— Start of Records to use —
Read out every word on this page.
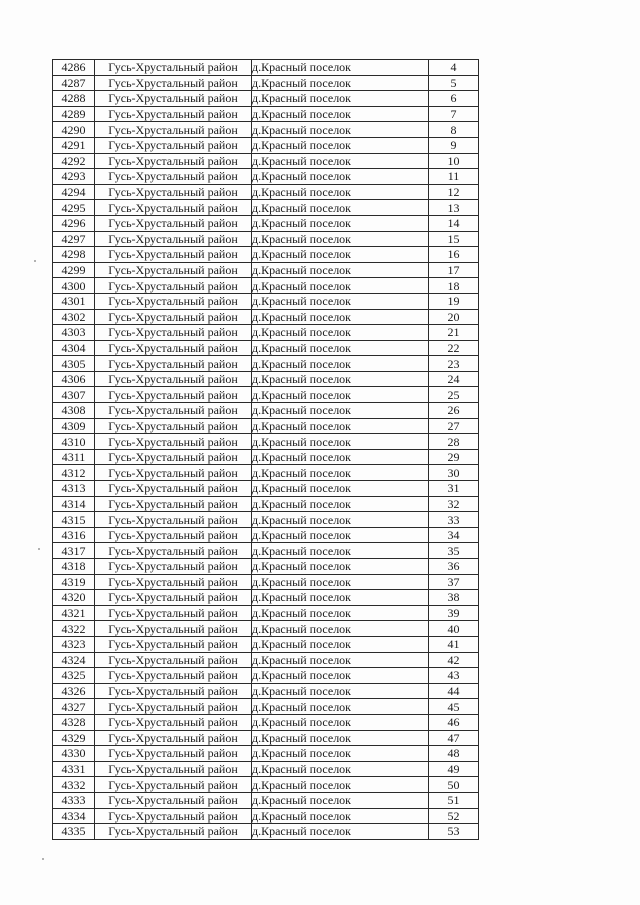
4286	Гусь-Хрустальный район	д.Красный поселок	4
4287	Гусь-Хрустальный район	д.Красный поселок	5
4288	Гусь-Хрустальный район	д.Красный поселок	6
4289	Гусь-Хрустальный район	д.Красный поселок	7
4290	Гусь-Хрустальный район	д.Красный поселок	8
4291	Гусь-Хрустальный район	д.Красный поселок	9
4292	Гусь-Хрустальный район	д.Красный поселок	10
4293	Гусь-Хрустальный район	д.Красный поселок	11
4294	Гусь-Хрустальный район	д.Красный поселок	12
4295	Гусь-Хрустальный район	д.Красный поселок	13
4296	Гусь-Хрустальный район	д.Красный поселок	14
4297	Гусь-Хрустальный район	д.Красный поселок	15
4298	Гусь-Хрустальный район	д.Красный поселок	16
4299	Гусь-Хрустальный район	д.Красный поселок	17
4300	Гусь-Хрустальный район	д.Красный поселок	18
4301	Гусь-Хрустальный район	д.Красный поселок	19
4302	Гусь-Хрустальный район	д.Красный поселок	20
4303	Гусь-Хрустальный район	д.Красный поселок	21
4304	Гусь-Хрустальный район	д.Красный поселок	22
4305	Гусь-Хрустальный район	д.Красный поселок	23
4306	Гусь-Хрустальный район	д.Красный поселок	24
4307	Гусь-Хрустальный район	д.Красный поселок	25
4308	Гусь-Хрустальный район	д.Красный поселок	26
4309	Гусь-Хрустальный район	д.Красный поселок	27
4310	Гусь-Хрустальный район	д.Красный поселок	28
4311	Гусь-Хрустальный район	д.Красный поселок	29
4312	Гусь-Хрустальный район	д.Красный поселок	30
4313	Гусь-Хрустальный район	д.Красный поселок	31
4314	Гусь-Хрустальный район	д.Красный поселок	32
4315	Гусь-Хрустальный район	д.Красный поселок	33
4316	Гусь-Хрустальный район	д.Красный поселок	34
4317	Гусь-Хрустальный район	д.Красный поселок	35
4318	Гусь-Хрустальный район	д.Красный поселок	36
4319	Гусь-Хрустальный район	д.Красный поселок	37
4320	Гусь-Хрустальный район	д.Красный поселок	38
4321	Гусь-Хрустальный район	д.Красный поселок	39
4322	Гусь-Хрустальный район	д.Красный поселок	40
4323	Гусь-Хрустальный район	д.Красный поселок	41
4324	Гусь-Хрустальный район	д.Красный поселок	42
4325	Гусь-Хрустальный район	д.Красный поселок	43
4326	Гусь-Хрустальный район	д.Красный поселок	44
4327	Гусь-Хрустальный район	д.Красный поселок	45
4328	Гусь-Хрустальный район	д.Красный поселок	46
4329	Гусь-Хрустальный район	д.Красный поселок	47
4330	Гусь-Хрустальный район	д.Красный поселок	48
4331	Гусь-Хрустальный район	д.Красный поселок	49
4332	Гусь-Хрустальный район	д.Красный поселок	50
4333	Гусь-Хрустальный район	д.Красный поселок	51
4334	Гусь-Хрустальный район	д.Красный поселок	52
4335	Гусь-Хрустальный район	д.Красный поселок	53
— End of Records to use —
> [Task to complete]
Skip the images and write out the rest of the listing exactly.

> [Output of the exercise]
Read out every word on this page.
4286	Гусь-Хрустальный район	д.Красный поселок	4
4287	Гусь-Хрустальный район	д.Красный поселок	5
4288	Гусь-Хрустальный район	д.Красный поселок	6
4289	Гусь-Хрустальный район	д.Красный поселок	7
4290	Гусь-Хрустальный район	д.Красный поселок	8
4291	Гусь-Хрустальный район	д.Красный поселок	9
4292	Гусь-Хрустальный район	д.Красный поселок	10
4293	Гусь-Хрустальный район	д.Красный поселок	11
4294	Гусь-Хрустальный район	д.Красный поселок	12
4295	Гусь-Хрустальный район	д.Красный поселок	13
4296	Гусь-Хрустальный район	д.Красный поселок	14
4297	Гусь-Хрустальный район	д.Красный поселок	15
4298	Гусь-Хрустальный район	д.Красный поселок	16
4299	Гусь-Хрустальный район	д.Красный поселок	17
4300	Гусь-Хрустальный район	д.Красный поселок	18
4301	Гусь-Хрустальный район	д.Красный поселок	19
4302	Гусь-Хрустальный район	д.Красный поселок	20
4303	Гусь-Хрустальный район	д.Красный поселок	21
4304	Гусь-Хрустальный район	д.Красный поселок	22
4305	Гусь-Хрустальный район	д.Красный поселок	23
4306	Гусь-Хрустальный район	д.Красный поселок	24
4307	Гусь-Хрустальный район	д.Красный поселок	25
4308	Гусь-Хрустальный район	д.Красный поселок	26
4309	Гусь-Хрустальный район	д.Красный поселок	27
4310	Гусь-Хрустальный район	д.Красный поселок	28
4311	Гусь-Хрустальный район	д.Красный поселок	29
4312	Гусь-Хрустальный район	д.Красный поселок	30
4313	Гусь-Хрустальный район	д.Красный поселок	31
4314	Гусь-Хрустальный район	д.Красный поселок	32
4315	Гусь-Хрустальный район	д.Красный поселок	33
4316	Гусь-Хрустальный район	д.Красный поселок	34
4317	Гусь-Хрустальный район	д.Красный поселок	35
4318	Гусь-Хрустальный район	д.Красный поселок	36
4319	Гусь-Хрустальный район	д.Красный поселок	37
4320	Гусь-Хрустальный район	д.Красный поселок	38
4321	Гусь-Хрустальный район	д.Красный поселок	39
4322	Гусь-Хрустальный район	д.Красный поселок	40
4323	Гусь-Хрустальный район	д.Красный поселок	41
4324	Гусь-Хрустальный район	д.Красный поселок	42
4325	Гусь-Хрустальный район	д.Красный поселок	43
4326	Гусь-Хрустальный район	д.Красный поселок	44
4327	Гусь-Хрустальный район	д.Красный поселок	45
4328	Гусь-Хрустальный район	д.Красный поселок	46
4329	Гусь-Хрустальный район	д.Красный поселок	47
4330	Гусь-Хрустальный район	д.Красный поселок	48
4331	Гусь-Хрустальный район	д.Красный поселок	49
4332	Гусь-Хрустальный район	д.Красный поселок	50
4333	Гусь-Хрустальный район	д.Красный поселок	51
4334	Гусь-Хрустальный район	д.Красный поселок	52
4335	Гусь-Хрустальный район	д.Красный поселок	53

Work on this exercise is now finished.